■ Exercise directions: Please copy the records below from their first line up to and including the line containing "- x-tick-label: 2005: [371, 623, 384, 664]", keeping every character unchanged.

# # # # # # #

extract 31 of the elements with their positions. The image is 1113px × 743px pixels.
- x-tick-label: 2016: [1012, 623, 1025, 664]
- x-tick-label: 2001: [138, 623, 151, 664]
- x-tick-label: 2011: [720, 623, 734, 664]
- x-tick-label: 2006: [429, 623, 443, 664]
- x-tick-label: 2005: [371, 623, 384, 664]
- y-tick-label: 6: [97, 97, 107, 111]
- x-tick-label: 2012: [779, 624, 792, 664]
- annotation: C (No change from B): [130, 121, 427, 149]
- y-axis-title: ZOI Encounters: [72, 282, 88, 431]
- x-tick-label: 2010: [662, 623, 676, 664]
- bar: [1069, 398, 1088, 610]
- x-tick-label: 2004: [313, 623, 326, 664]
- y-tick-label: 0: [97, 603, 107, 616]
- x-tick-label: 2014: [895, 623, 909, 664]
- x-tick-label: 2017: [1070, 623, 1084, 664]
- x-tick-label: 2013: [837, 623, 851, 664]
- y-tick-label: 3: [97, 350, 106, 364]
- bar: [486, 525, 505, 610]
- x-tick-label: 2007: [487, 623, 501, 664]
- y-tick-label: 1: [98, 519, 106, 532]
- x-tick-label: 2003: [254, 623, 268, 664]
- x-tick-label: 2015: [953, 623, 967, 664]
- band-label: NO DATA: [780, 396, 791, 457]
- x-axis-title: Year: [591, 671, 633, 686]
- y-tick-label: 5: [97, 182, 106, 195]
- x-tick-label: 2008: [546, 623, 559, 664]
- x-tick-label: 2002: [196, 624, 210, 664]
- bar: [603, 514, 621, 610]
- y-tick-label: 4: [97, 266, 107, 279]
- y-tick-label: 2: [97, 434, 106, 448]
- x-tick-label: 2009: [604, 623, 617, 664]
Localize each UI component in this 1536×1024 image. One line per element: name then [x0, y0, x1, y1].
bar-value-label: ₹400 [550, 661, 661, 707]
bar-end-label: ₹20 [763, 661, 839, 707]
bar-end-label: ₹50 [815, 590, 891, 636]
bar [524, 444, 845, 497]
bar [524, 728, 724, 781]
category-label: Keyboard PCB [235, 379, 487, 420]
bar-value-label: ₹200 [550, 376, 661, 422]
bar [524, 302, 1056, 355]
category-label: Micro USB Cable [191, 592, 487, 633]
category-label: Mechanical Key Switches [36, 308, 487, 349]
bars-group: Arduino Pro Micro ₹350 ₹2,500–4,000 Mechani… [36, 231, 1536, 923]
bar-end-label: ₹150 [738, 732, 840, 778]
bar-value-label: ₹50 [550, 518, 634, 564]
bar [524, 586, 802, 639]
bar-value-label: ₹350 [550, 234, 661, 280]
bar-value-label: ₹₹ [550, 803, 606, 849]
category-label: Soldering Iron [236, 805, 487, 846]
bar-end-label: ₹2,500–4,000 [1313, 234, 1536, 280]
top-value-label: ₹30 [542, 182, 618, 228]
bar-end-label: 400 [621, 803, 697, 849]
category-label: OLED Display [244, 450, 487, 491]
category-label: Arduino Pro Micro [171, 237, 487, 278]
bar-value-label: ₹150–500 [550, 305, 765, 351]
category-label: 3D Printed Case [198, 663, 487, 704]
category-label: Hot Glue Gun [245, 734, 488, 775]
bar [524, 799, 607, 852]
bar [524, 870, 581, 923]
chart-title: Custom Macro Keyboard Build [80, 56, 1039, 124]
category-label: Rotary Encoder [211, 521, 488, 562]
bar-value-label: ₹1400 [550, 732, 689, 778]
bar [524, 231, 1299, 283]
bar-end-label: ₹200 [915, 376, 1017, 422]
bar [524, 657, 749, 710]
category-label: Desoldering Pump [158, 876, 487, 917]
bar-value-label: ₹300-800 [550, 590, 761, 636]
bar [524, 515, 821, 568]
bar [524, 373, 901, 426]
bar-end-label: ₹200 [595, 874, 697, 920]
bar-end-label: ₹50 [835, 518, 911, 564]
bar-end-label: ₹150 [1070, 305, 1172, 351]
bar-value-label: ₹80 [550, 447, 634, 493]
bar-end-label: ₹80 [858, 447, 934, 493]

# # # # # # #

■ Answer:
extract 31 of the elements with their positions. The image is 1113px × 743px pixels.
- x-tick-label: 2016: [1012, 623, 1025, 664]
- x-tick-label: 2001: [138, 623, 151, 664]
- x-tick-label: 2011: [720, 623, 734, 664]
- x-tick-label: 2006: [429, 623, 443, 664]
- x-tick-label: 2005: [371, 623, 384, 664]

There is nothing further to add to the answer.